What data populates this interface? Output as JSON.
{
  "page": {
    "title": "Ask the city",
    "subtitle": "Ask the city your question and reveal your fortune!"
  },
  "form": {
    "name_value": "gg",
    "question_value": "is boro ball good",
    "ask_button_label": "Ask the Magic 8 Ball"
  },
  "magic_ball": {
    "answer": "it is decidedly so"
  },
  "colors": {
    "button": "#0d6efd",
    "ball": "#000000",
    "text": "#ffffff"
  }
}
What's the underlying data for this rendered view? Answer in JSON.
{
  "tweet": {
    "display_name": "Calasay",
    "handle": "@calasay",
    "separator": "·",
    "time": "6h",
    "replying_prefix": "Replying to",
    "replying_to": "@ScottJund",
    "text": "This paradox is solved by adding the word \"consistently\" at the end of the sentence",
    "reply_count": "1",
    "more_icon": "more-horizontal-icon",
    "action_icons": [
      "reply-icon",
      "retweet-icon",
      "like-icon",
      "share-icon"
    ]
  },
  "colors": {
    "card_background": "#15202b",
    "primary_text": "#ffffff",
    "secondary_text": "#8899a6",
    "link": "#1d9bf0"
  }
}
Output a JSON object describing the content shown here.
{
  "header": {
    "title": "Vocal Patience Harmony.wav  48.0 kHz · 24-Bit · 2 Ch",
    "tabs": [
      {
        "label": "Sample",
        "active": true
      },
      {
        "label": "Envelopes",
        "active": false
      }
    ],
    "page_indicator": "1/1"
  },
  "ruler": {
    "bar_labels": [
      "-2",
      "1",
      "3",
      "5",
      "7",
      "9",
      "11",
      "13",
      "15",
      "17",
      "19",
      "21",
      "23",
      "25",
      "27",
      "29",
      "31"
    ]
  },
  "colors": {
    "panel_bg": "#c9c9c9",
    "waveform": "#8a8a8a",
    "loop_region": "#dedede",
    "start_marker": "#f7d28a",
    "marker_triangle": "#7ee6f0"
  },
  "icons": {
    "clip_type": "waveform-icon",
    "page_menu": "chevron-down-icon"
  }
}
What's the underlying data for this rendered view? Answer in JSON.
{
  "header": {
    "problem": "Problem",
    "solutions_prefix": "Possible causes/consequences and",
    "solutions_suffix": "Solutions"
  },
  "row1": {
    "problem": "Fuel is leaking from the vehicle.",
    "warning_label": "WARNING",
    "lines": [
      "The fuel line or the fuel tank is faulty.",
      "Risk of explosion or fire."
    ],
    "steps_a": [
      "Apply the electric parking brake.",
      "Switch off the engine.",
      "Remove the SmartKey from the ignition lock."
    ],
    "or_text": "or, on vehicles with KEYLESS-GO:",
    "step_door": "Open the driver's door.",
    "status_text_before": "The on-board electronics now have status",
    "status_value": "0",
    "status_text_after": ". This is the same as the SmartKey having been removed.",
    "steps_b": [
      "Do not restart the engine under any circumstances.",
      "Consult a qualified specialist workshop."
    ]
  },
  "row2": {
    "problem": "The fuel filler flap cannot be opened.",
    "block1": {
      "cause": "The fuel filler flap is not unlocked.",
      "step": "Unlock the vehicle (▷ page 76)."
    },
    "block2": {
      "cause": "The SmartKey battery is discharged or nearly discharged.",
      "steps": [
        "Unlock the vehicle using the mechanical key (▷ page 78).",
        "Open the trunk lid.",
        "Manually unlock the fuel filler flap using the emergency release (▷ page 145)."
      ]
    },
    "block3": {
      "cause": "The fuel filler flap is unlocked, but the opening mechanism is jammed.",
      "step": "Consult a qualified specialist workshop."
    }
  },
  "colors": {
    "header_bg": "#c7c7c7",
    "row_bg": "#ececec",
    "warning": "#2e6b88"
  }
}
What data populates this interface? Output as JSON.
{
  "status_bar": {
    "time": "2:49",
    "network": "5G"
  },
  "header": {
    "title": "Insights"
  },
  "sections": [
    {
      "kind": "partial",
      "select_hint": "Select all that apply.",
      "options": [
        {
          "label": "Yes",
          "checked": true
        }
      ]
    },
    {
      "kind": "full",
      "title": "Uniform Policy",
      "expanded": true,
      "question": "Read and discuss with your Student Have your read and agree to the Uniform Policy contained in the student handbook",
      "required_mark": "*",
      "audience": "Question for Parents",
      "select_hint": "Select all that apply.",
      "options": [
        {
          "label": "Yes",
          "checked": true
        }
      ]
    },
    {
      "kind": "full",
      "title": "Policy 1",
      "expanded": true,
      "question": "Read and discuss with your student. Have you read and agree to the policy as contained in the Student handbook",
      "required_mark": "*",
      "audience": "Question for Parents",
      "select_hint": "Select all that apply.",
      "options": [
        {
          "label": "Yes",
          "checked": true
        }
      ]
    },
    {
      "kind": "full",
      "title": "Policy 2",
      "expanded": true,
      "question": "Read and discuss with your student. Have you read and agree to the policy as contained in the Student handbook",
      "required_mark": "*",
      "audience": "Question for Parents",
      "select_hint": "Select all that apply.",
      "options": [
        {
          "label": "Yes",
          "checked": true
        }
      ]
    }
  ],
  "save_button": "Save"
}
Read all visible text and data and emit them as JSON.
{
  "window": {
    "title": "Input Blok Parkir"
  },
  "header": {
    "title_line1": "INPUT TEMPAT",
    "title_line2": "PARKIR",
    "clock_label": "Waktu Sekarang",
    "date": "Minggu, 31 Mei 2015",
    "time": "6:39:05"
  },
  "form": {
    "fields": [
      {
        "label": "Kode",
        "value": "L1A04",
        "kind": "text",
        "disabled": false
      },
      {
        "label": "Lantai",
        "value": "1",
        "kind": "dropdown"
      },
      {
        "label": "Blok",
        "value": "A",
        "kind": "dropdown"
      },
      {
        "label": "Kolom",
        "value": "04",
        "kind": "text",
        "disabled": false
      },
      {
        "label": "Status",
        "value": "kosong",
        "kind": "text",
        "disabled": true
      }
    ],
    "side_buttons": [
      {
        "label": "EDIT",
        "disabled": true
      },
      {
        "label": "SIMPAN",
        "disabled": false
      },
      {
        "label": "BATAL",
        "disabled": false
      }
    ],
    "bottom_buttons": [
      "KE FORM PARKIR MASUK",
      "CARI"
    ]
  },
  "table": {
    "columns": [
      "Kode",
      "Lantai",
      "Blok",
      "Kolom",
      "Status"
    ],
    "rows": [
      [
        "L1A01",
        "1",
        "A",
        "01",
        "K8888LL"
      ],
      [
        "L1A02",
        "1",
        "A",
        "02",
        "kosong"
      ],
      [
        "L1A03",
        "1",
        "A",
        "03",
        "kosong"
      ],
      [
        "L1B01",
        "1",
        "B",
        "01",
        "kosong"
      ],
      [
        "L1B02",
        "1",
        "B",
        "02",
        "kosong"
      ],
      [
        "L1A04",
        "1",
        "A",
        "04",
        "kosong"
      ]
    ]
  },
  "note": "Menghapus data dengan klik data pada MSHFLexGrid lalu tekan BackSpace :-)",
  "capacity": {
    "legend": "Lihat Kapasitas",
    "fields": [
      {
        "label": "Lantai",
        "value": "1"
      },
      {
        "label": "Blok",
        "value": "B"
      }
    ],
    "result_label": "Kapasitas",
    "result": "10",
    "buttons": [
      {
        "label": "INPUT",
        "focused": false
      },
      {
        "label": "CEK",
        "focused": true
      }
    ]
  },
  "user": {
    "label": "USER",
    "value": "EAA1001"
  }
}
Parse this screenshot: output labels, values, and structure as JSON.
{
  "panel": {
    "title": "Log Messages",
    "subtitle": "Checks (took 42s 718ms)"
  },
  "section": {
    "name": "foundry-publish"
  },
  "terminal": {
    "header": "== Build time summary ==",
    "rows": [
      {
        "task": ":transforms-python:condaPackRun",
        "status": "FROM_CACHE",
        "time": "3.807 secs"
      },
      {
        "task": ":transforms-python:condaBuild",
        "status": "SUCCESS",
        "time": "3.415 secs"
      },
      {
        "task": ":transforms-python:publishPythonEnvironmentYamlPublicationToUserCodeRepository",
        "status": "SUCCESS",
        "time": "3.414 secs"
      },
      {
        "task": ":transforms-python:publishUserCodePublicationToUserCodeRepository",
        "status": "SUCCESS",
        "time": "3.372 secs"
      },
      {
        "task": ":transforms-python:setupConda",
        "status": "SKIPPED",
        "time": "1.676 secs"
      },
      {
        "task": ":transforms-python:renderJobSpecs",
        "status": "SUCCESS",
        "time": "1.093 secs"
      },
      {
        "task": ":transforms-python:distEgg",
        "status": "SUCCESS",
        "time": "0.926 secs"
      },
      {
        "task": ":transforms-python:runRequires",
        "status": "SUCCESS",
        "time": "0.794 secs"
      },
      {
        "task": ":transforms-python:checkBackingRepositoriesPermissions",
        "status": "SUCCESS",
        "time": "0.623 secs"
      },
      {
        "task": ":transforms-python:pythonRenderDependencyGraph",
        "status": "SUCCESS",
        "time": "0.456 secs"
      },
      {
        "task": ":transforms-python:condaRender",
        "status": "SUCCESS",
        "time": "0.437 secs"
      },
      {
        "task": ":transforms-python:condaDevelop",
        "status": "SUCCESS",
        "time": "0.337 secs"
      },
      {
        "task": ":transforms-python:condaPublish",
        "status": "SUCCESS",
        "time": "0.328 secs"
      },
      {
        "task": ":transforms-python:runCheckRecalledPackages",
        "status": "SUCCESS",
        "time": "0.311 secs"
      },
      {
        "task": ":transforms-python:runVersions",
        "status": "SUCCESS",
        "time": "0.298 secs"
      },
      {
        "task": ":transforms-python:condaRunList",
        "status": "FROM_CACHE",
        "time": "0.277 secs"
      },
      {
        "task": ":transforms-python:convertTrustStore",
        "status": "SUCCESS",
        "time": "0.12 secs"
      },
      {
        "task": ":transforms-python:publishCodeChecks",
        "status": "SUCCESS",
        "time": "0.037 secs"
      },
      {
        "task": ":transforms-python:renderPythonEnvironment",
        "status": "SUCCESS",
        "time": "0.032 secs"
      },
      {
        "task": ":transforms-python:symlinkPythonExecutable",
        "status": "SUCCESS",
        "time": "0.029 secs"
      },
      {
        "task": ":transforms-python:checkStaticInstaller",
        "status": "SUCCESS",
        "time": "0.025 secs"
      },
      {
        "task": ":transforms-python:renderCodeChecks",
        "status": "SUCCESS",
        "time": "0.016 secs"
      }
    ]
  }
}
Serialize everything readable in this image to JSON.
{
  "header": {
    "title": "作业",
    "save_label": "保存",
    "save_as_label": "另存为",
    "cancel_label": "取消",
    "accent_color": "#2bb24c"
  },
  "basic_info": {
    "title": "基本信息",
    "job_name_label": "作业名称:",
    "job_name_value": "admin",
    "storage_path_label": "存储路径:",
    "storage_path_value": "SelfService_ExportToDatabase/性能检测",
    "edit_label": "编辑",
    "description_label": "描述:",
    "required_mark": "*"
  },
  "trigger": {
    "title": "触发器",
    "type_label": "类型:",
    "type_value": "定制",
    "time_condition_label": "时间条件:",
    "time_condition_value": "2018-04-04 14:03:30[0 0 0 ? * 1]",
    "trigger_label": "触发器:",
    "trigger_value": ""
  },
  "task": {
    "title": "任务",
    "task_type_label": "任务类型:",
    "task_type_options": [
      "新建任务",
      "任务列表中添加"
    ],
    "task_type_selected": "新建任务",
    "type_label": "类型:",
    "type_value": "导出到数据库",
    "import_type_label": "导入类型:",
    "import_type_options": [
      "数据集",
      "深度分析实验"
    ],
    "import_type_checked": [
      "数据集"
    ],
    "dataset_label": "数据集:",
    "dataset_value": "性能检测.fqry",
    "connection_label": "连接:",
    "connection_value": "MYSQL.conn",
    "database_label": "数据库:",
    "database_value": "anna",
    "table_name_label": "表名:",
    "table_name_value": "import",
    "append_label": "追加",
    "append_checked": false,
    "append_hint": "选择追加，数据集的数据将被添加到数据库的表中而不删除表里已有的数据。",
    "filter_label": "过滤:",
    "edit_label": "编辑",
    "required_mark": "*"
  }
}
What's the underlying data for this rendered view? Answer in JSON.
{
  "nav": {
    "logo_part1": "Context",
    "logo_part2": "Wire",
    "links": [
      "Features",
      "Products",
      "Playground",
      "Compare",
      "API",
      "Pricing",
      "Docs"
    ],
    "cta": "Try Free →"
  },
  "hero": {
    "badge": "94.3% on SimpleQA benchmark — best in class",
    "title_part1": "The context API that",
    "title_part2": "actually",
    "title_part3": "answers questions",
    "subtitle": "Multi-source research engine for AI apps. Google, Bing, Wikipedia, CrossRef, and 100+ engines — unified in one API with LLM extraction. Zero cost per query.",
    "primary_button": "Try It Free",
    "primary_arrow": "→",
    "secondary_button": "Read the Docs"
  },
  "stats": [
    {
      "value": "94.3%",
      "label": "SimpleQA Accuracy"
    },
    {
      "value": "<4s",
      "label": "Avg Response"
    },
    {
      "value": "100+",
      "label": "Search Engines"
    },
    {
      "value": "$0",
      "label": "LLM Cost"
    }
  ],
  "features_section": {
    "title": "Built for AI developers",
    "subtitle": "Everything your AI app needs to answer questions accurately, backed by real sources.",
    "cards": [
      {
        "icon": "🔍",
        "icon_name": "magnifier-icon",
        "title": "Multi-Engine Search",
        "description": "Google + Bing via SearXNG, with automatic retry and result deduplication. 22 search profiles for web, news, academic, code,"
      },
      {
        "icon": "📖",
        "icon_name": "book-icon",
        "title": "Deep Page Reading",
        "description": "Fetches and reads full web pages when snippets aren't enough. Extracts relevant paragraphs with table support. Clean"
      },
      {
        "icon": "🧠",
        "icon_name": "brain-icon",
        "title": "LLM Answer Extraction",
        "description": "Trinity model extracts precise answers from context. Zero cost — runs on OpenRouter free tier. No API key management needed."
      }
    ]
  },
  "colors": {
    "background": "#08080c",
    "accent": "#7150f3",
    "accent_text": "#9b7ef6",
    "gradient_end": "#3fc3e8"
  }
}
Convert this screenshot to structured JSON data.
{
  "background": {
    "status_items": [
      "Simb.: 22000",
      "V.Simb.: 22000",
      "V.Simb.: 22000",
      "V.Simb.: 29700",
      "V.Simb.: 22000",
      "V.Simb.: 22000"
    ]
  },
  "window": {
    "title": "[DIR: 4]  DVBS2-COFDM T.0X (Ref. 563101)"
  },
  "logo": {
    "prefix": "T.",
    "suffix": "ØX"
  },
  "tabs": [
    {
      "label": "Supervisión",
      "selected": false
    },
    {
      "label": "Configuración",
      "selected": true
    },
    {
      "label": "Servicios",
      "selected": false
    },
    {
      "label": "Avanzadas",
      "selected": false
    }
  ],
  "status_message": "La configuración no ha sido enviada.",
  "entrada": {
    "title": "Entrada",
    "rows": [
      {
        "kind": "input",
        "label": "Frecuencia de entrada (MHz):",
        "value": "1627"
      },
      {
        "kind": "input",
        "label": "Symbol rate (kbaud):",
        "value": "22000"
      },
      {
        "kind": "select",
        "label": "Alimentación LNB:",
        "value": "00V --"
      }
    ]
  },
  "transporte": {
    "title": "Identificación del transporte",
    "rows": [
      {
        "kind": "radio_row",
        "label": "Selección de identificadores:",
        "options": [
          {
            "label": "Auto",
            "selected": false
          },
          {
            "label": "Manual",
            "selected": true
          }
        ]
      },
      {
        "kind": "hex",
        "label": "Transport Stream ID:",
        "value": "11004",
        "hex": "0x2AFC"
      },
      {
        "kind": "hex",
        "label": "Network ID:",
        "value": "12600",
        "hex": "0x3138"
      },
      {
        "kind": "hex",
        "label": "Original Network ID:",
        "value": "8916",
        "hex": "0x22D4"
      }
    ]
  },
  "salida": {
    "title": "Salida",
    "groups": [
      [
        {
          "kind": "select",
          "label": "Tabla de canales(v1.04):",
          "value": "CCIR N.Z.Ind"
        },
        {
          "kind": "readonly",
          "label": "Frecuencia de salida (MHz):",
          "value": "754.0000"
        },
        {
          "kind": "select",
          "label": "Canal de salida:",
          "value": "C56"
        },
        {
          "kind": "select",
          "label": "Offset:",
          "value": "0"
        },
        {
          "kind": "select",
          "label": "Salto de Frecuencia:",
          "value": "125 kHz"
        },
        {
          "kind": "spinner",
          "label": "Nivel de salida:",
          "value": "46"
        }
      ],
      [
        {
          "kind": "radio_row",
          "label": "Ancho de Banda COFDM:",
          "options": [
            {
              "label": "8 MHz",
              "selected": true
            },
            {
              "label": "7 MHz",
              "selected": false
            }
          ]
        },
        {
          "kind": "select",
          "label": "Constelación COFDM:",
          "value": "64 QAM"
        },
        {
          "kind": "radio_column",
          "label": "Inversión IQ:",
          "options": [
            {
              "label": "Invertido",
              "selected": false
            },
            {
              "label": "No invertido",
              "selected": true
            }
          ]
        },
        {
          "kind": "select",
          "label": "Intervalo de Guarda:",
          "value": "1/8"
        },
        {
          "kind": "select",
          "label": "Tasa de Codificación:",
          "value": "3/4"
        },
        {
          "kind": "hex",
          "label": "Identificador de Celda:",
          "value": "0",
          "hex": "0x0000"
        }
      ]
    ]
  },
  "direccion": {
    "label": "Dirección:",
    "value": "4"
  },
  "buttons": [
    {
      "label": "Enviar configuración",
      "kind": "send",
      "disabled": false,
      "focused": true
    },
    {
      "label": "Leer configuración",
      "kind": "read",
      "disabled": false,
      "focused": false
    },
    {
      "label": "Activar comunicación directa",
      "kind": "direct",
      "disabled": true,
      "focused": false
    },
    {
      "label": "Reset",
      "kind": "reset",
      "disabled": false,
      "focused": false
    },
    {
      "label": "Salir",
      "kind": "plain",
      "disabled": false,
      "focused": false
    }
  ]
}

========================

=== WHAT YOU ARE ASKED TO DO ===
Tally the lines in these entries that have the string "Uniform" in them, then answer with the count and nothing else.

=== THE RESULT ===
2